═════ EXCERPTED RECORDS ═════
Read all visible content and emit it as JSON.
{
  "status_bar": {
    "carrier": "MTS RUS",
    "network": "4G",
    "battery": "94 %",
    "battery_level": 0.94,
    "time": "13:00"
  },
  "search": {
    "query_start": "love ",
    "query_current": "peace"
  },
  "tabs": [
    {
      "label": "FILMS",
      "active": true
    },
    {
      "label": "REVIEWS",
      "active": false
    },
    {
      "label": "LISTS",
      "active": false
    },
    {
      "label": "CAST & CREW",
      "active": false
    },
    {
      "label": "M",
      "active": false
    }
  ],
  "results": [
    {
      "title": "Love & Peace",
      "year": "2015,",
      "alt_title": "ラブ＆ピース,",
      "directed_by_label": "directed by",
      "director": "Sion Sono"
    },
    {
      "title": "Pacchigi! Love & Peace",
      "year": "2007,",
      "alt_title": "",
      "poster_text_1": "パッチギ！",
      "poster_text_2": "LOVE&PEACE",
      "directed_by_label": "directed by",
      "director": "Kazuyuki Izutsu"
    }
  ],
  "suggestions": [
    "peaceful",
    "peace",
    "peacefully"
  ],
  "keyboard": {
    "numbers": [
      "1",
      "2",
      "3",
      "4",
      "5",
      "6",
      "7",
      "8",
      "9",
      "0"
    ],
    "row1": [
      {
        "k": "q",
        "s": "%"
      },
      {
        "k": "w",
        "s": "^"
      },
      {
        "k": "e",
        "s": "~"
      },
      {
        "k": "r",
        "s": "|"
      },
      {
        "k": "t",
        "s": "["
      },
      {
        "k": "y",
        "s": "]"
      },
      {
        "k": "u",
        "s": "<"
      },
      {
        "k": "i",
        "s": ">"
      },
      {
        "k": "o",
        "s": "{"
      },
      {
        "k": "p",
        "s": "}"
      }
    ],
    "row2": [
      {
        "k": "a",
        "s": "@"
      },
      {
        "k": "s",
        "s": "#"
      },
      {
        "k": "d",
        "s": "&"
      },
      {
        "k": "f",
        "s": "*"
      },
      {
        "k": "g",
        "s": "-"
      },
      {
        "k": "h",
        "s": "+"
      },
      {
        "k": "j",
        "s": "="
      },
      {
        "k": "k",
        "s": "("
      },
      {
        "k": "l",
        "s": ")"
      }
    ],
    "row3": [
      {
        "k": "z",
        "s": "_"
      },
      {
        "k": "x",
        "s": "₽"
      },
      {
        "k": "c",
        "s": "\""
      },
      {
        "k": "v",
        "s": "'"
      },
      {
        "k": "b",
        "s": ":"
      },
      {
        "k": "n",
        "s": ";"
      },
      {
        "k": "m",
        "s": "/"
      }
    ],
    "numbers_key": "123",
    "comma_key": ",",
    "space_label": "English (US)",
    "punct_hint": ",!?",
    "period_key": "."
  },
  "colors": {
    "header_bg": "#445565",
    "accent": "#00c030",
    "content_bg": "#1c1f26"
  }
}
═════
AIM: Transcribe each entry precisely, missing none.

REPLY TO THE EXERCISE:
Read all visible content and emit it as JSON.
{
  "status_bar": {
    "carrier": "MTS RUS",
    "network": "4G",
    "battery": "94 %",
    "battery_level": 0.94,
    "time": "13:00"
  },
  "search": {
    "query_start": "love ",
    "query_current": "peace"
  },
  "tabs": [
    {
      "label": "FILMS",
      "active": true
    },
    {
      "label": "REVIEWS",
      "active": false
    },
    {
      "label": "LISTS",
      "active": false
    },
    {
      "label": "CAST & CREW",
      "active": false
    },
    {
      "label": "M",
      "active": false
    }
  ],
  "results": [
    {
      "title": "Love & Peace",
      "year": "2015,",
      "alt_title": "ラブ＆ピース,",
      "directed_by_label": "directed by",
      "director": "Sion Sono"
    },
    {
      "title": "Pacchigi! Love & Peace",
      "year": "2007,",
      "alt_title": "",
      "poster_text_1": "パッチギ！",
      "poster_text_2": "LOVE&PEACE",
      "directed_by_label": "directed by",
      "director": "Kazuyuki Izutsu"
    }
  ],
  "suggestions": [
    "peaceful",
    "peace",
    "peacefully"
  ],
  "keyboard": {
    "numbers": [
      "1",
      "2",
      "3",
      "4",
      "5",
      "6",
      "7",
      "8",
      "9",
      "0"
    ],
    "row1": [
      {
        "k": "q",
        "s": "%"
      },
      {
        "k": "w",
        "s": "^"
      },
      {
        "k": "e",
        "s": "~"
      },
      {
        "k": "r",
        "s": "|"
      },
      {
        "k": "t",
        "s": "["
      },
      {
        "k": "y",
        "s": "]"
      },
      {
        "k": "u",
        "s": "<"
      },
      {
        "k": "i",
        "s": ">"
      },
      {
        "k": "o",
        "s": "{"
      },
      {
        "k": "p",
        "s": "}"
      }
    ],
    "row2": [
      {
        "k": "a",
        "s": "@"
      },
      {
        "k": "s",
        "s": "#"
      },
      {
        "k": "d",
        "s": "&"
      },
      {
        "k": "f",
        "s": "*"
      },
      {
        "k": "g",
        "s": "-"
      },
      {
        "k": "h",
        "s": "+"
      },
      {
        "k": "j",
        "s": "="
      },
      {
        "k": "k",
        "s": "("
      },
      {
        "k": "l",
        "s": ")"
      }
    ],
    "row3": [
      {
        "k": "z",
        "s": "_"
      },
      {
        "k": "x",
        "s": "₽"
      },
      {
        "k": "c",
        "s": "\""
      },
      {
        "k": "v",
        "s": "'"
      },
      {
        "k": "b",
        "s": ":"
      },
      {
        "k": "n",
        "s": ";"
      },
      {
        "k": "m",
        "s": "/"
      }
    ],
    "numbers_key": "123",
    "comma_key": ",",
    "space_label": "English (US)",
    "punct_hint": ",!?",
    "period_key": "."
  },
  "colors": {
    "header_bg": "#445565",
    "accent": "#00c030",
    "content_bg": "#1c1f26"
  }
}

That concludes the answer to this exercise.